[Start]

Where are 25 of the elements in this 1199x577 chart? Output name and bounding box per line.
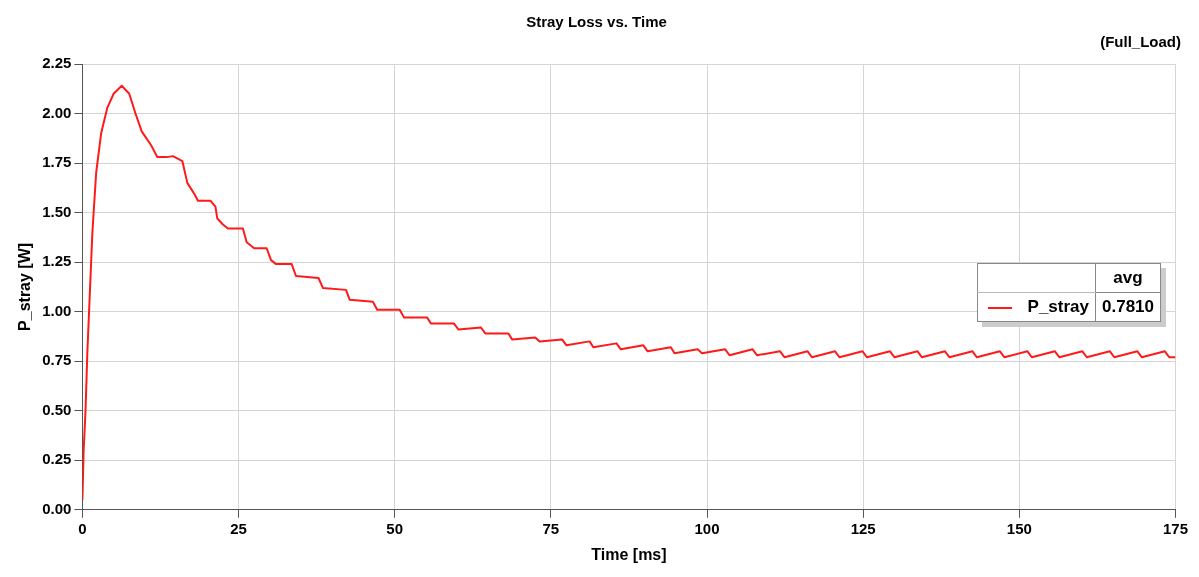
x-tick-label: 75 xyxy=(542,519,560,537)
annotation: avg xyxy=(1095,263,1161,293)
y-tick-label: 0.25 xyxy=(42,450,72,468)
x-tick-label: 100 xyxy=(694,519,720,537)
x-tick-label: 50 xyxy=(386,519,404,537)
y-tick-label: 0.75 xyxy=(42,351,72,369)
y-tick-label: 2.25 xyxy=(42,54,72,72)
y-tick-label: 1.50 xyxy=(42,202,72,220)
x-tick-label: 150 xyxy=(1006,519,1032,537)
y-tick-label: 2.00 xyxy=(42,103,72,121)
y-tick-label: 1.00 xyxy=(42,301,72,319)
annotation: 0.7810 xyxy=(1095,292,1161,322)
x-tick-label: 0 xyxy=(78,519,87,537)
chart-title: Stray Loss vs. Time xyxy=(526,13,667,31)
legend-label: P_stray xyxy=(1027,297,1089,316)
x-tick-label: 175 xyxy=(1162,519,1188,537)
chart-subtitle: (Full_Load) xyxy=(1100,33,1181,51)
y-axis-title: P_stray [W] xyxy=(16,242,34,331)
y-tick-label: 1.75 xyxy=(42,153,72,171)
x-tick-label: 25 xyxy=(230,519,247,537)
y-tick-label: 1.25 xyxy=(42,252,72,270)
y-tick-label: 0.00 xyxy=(42,499,72,517)
y-tick-label: 0.50 xyxy=(42,400,72,418)
x-tick-label: 125 xyxy=(850,519,876,537)
x-axis-title: Time [ms] xyxy=(591,545,667,563)
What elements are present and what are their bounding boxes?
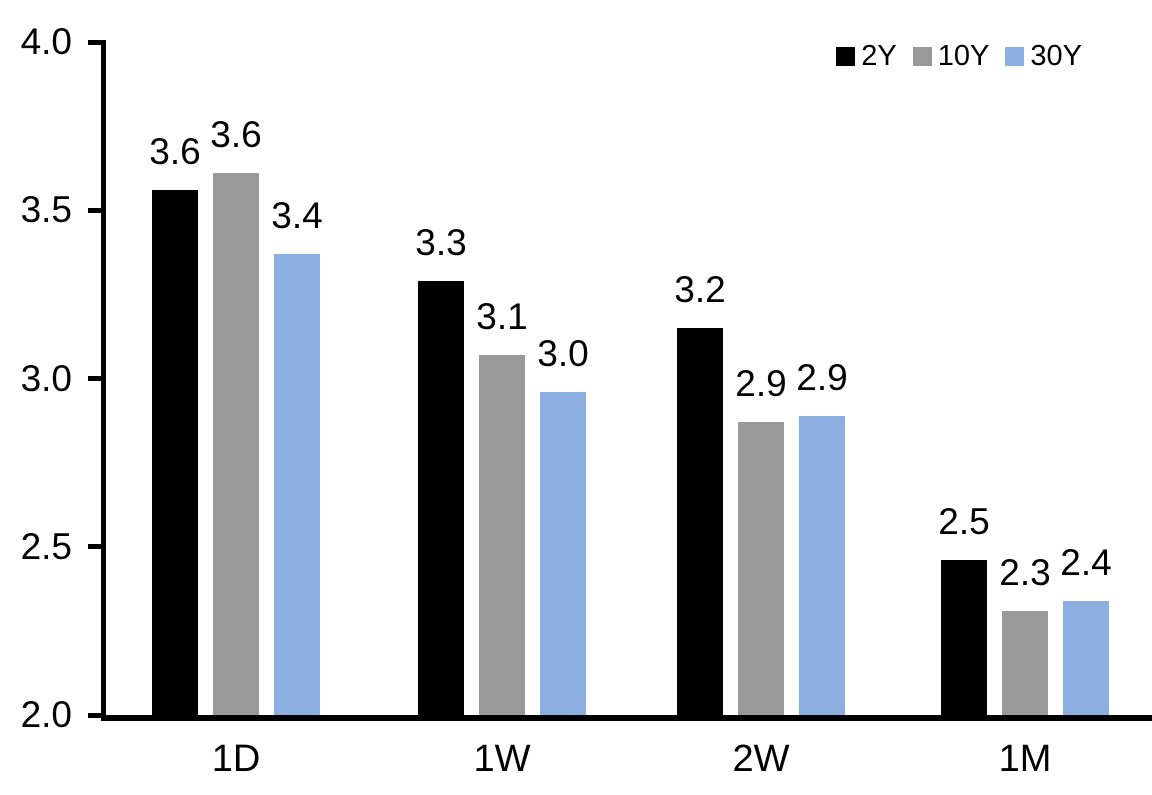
bar-10Y-1D	[213, 173, 259, 715]
bar-value-label-30Y-2W: 2.9	[796, 356, 848, 398]
bar-2Y-1W	[418, 280, 464, 715]
y-axis-tick-label: 2.5	[20, 525, 72, 567]
bar-2Y-1M	[941, 560, 987, 715]
bar-30Y-1D	[274, 253, 320, 715]
bar-10Y-2W	[738, 422, 784, 715]
bar-value-label-10Y-1M: 2.3	[999, 551, 1051, 593]
legend-label-2y: 2Y	[861, 40, 897, 72]
x-axis-category-label: 2W	[732, 738, 790, 780]
bar-2Y-1D	[152, 190, 198, 715]
legend-label-30y: 30Y	[1030, 40, 1082, 72]
bar-30Y-1M	[1063, 600, 1109, 715]
bar-2Y-2W	[677, 328, 723, 715]
y-axis-tick	[88, 376, 106, 381]
y-axis-tick-label: 3.5	[20, 189, 72, 231]
y-axis-tick	[88, 712, 106, 718]
y-axis-tick	[88, 207, 106, 213]
bar-value-label-30Y-1M: 2.4	[1060, 541, 1112, 583]
bar-value-label-2Y-1M: 2.5	[938, 501, 990, 543]
legend-swatch-30y	[1005, 47, 1025, 66]
y-axis-tick-label: 2.0	[20, 694, 72, 735]
legend-item-30y: 30Y	[1005, 42, 1082, 71]
bar-value-label-30Y-1W: 3.0	[537, 332, 589, 374]
y-axis-tick-label: 4.0	[20, 21, 72, 62]
bar-value-label-10Y-2W: 2.9	[735, 363, 787, 405]
x-axis-category-label: 1M	[998, 738, 1052, 780]
legend-label-10y: 10Y	[937, 40, 990, 72]
legend-item-2y: 2Y	[836, 40, 897, 72]
y-axis-tick	[88, 544, 106, 550]
bar-30Y-2W	[799, 415, 845, 715]
legend-item-10y: 10Y	[912, 40, 990, 72]
chart-legend: 2Y 10Y 30Y	[836, 42, 1082, 71]
x-axis-line	[101, 715, 1152, 721]
bar-10Y-1M	[1002, 610, 1048, 715]
x-axis-category-label: 1D	[211, 738, 261, 780]
y-axis-tick-label: 3.0	[20, 357, 72, 399]
bar-value-label-2Y-2W: 3.2	[674, 269, 726, 311]
legend-swatch-10y	[912, 47, 932, 66]
y-axis-tick	[88, 39, 106, 45]
bar-value-label-30Y-1D: 3.4	[271, 194, 323, 236]
bar-value-label-10Y-1W: 3.1	[476, 295, 528, 337]
x-axis-category-label: 1W	[473, 738, 531, 780]
bar-10Y-1W	[479, 354, 525, 715]
bar-30Y-1W	[540, 391, 586, 715]
bar-value-label-2Y-1W: 3.3	[415, 221, 467, 263]
bar-value-label-10Y-1D: 3.6	[210, 114, 262, 156]
legend-swatch-2y	[836, 47, 856, 66]
bar-value-label-2Y-1D: 3.6	[149, 131, 201, 173]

[End]

Objective: Copy the rows above verbatim, starting with the one that contains "173, 259, 715]" and going on through the one that contains "39, 106, 45]", both included.

Correct output:
bar-10Y-1D	[213, 173, 259, 715]
bar-value-label-30Y-2W: 2.9	[796, 356, 848, 398]
bar-2Y-1W	[418, 280, 464, 715]
y-axis-tick-label: 2.5	[20, 525, 72, 567]
bar-2Y-1M	[941, 560, 987, 715]
bar-30Y-1D	[274, 253, 320, 715]
bar-10Y-2W	[738, 422, 784, 715]
bar-value-label-10Y-1M: 2.3	[999, 551, 1051, 593]
legend-label-2y: 2Y	[861, 40, 897, 72]
x-axis-category-label: 2W	[732, 738, 790, 780]
bar-2Y-1D	[152, 190, 198, 715]
legend-label-30y: 30Y	[1030, 40, 1082, 72]
bar-30Y-1M	[1063, 600, 1109, 715]
bar-2Y-2W	[677, 328, 723, 715]
y-axis-tick	[88, 376, 106, 381]
y-axis-tick-label: 3.5	[20, 189, 72, 231]
y-axis-tick	[88, 712, 106, 718]
y-axis-tick	[88, 207, 106, 213]
bar-value-label-30Y-1M: 2.4	[1060, 541, 1112, 583]
bar-value-label-2Y-1M: 2.5	[938, 501, 990, 543]
legend-swatch-30y	[1005, 47, 1025, 66]
y-axis-tick-label: 2.0	[20, 694, 72, 735]
legend-item-30y: 30Y	[1005, 42, 1082, 71]
bar-value-label-30Y-1W: 3.0	[537, 332, 589, 374]
y-axis-tick-label: 4.0	[20, 21, 72, 62]
bar-value-label-10Y-2W: 2.9	[735, 363, 787, 405]
x-axis-category-label: 1M	[998, 738, 1052, 780]
legend-label-10y: 10Y	[937, 40, 990, 72]
legend-item-2y: 2Y	[836, 40, 897, 72]
y-axis-tick	[88, 544, 106, 550]
bar-30Y-2W	[799, 415, 845, 715]
legend-item-10y: 10Y	[912, 40, 990, 72]
chart-legend: 2Y 10Y 30Y	[836, 42, 1082, 71]
x-axis-line	[101, 715, 1152, 721]
bar-10Y-1M	[1002, 610, 1048, 715]
x-axis-category-label: 1D	[211, 738, 261, 780]
y-axis-tick-label: 3.0	[20, 357, 72, 399]
bar-value-label-2Y-2W: 3.2	[674, 269, 726, 311]
legend-swatch-10y	[912, 47, 932, 66]
y-axis-tick	[88, 39, 106, 45]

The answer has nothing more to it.